_THE REQUEST_
Please transcribe the data that follows without the pictures, keeping every word the same.

** START OF DATA PROVIDED **

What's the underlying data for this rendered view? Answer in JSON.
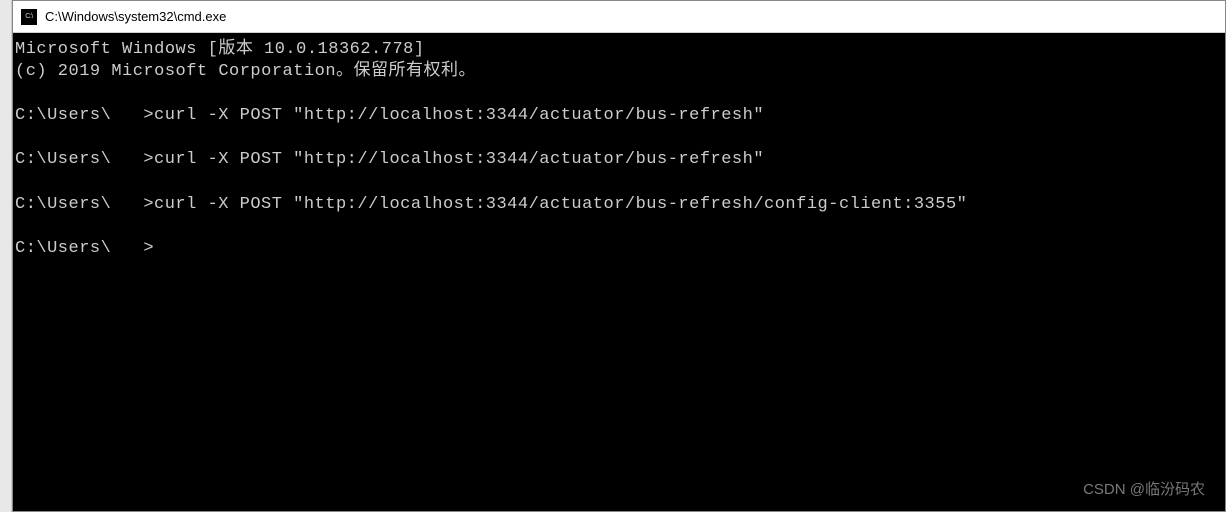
{
  "titlebar": {
    "icon_label": "C:\\",
    "title": "C:\\Windows\\system32\\cmd.exe"
  },
  "terminal": {
    "header_line1": "Microsoft Windows [版本 10.0.18362.778]",
    "header_line2": "(c) 2019 Microsoft Corporation。保留所有权利。",
    "prompt_prefix": "C:\\Users\\",
    "prompt_suffix": ">",
    "lines": [
      {
        "type": "header1"
      },
      {
        "type": "header2"
      },
      {
        "type": "blank"
      },
      {
        "type": "prompt",
        "cmd": "curl -X POST \"http://localhost:3344/actuator/bus-refresh\""
      },
      {
        "type": "blank"
      },
      {
        "type": "prompt",
        "cmd": "curl -X POST \"http://localhost:3344/actuator/bus-refresh\""
      },
      {
        "type": "blank"
      },
      {
        "type": "prompt",
        "cmd": "curl -X POST \"http://localhost:3344/actuator/bus-refresh/config-client:3355\""
      },
      {
        "type": "blank"
      },
      {
        "type": "prompt",
        "cmd": ""
      }
    ]
  },
  "watermark": "CSDN @临汾码农"
}
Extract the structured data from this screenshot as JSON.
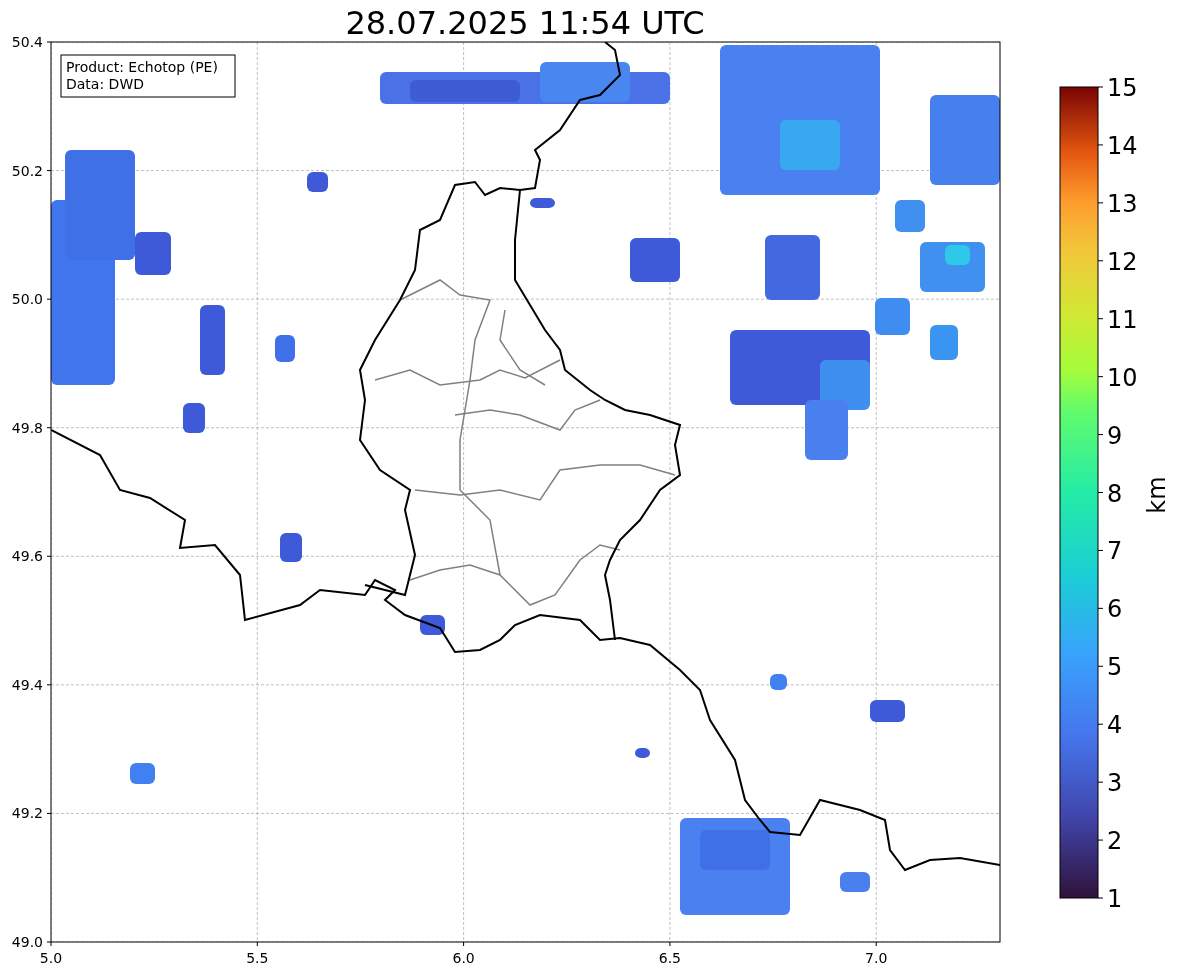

** END OF DATA PROVIDED **

_EXERCISE ANSWER_
What's the underlying data for this rendered view? Answer in JSON.
{
  "titlebar": {
    "icon_label": "C:\\",
    "title": "C:\\Windows\\system32\\cmd.exe"
  },
  "terminal": {
    "header_line1": "Microsoft Windows [版本 10.0.18362.778]",
    "header_line2": "(c) 2019 Microsoft Corporation。保留所有权利。",
    "prompt_prefix": "C:\\Users\\",
    "prompt_suffix": ">",
    "lines": [
      {
        "type": "header1"
      },
      {
        "type": "header2"
      },
      {
        "type": "blank"
      },
      {
        "type": "prompt",
        "cmd": "curl -X POST \"http://localhost:3344/actuator/bus-refresh\""
      },
      {
        "type": "blank"
      },
      {
        "type": "prompt",
        "cmd": "curl -X POST \"http://localhost:3344/actuator/bus-refresh\""
      },
      {
        "type": "blank"
      },
      {
        "type": "prompt",
        "cmd": "curl -X POST \"http://localhost:3344/actuator/bus-refresh/config-client:3355\""
      },
      {
        "type": "blank"
      },
      {
        "type": "prompt",
        "cmd": ""
      }
    ]
  },
  "watermark": "CSDN @临汾码农"
}
Extract the structured data from this screenshot as JSON.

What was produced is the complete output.